YOUR OBJECTIVE. Output the entries word for word. Omit images.

EXTRACTED MATERIAL.
- - - -

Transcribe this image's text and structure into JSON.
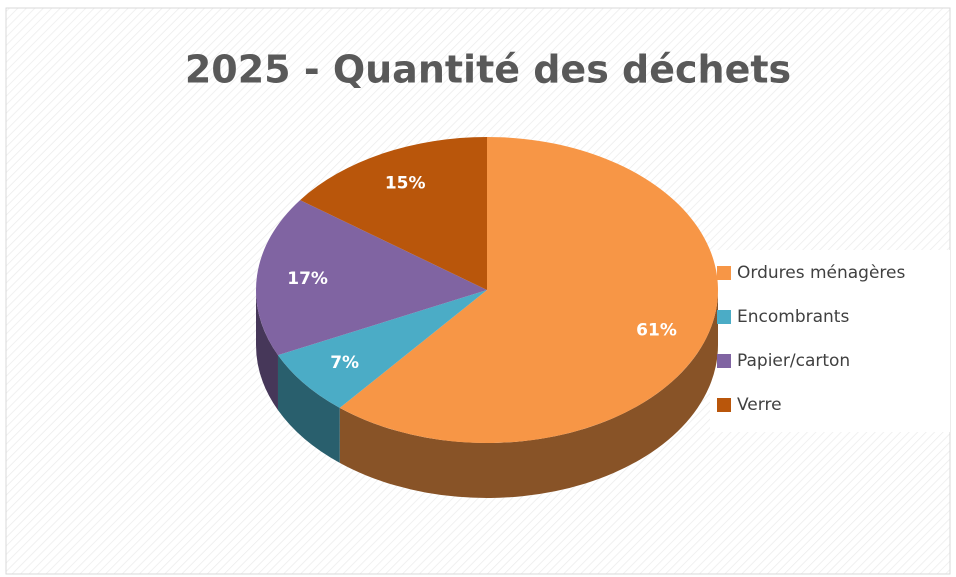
{
  "chart_data": {
    "type": "pie",
    "title": "2025 - Quantité des déchets",
    "categories": [
      "Ordures ménagères",
      "Encombrants",
      "Papier/carton",
      "Verre"
    ],
    "values": [
      61,
      7,
      17,
      15
    ],
    "value_labels": [
      "61%",
      "7%",
      "17%",
      "15%"
    ],
    "colors": [
      "#f79646",
      "#4bacc6",
      "#8064a2",
      "#b9560b"
    ],
    "legend": "right"
  }
}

- - - -

SOLUTION.
Transcribe this image's text and structure into JSON.
{
  "chart_data": {
    "type": "pie",
    "title": "2025 - Quantité des déchets",
    "categories": [
      "Ordures ménagères",
      "Encombrants",
      "Papier/carton",
      "Verre"
    ],
    "values": [
      61,
      7,
      17,
      15
    ],
    "value_labels": [
      "61%",
      "7%",
      "17%",
      "15%"
    ],
    "colors": [
      "#f79646",
      "#4bacc6",
      "#8064a2",
      "#b9560b"
    ],
    "legend": "right"
  }
}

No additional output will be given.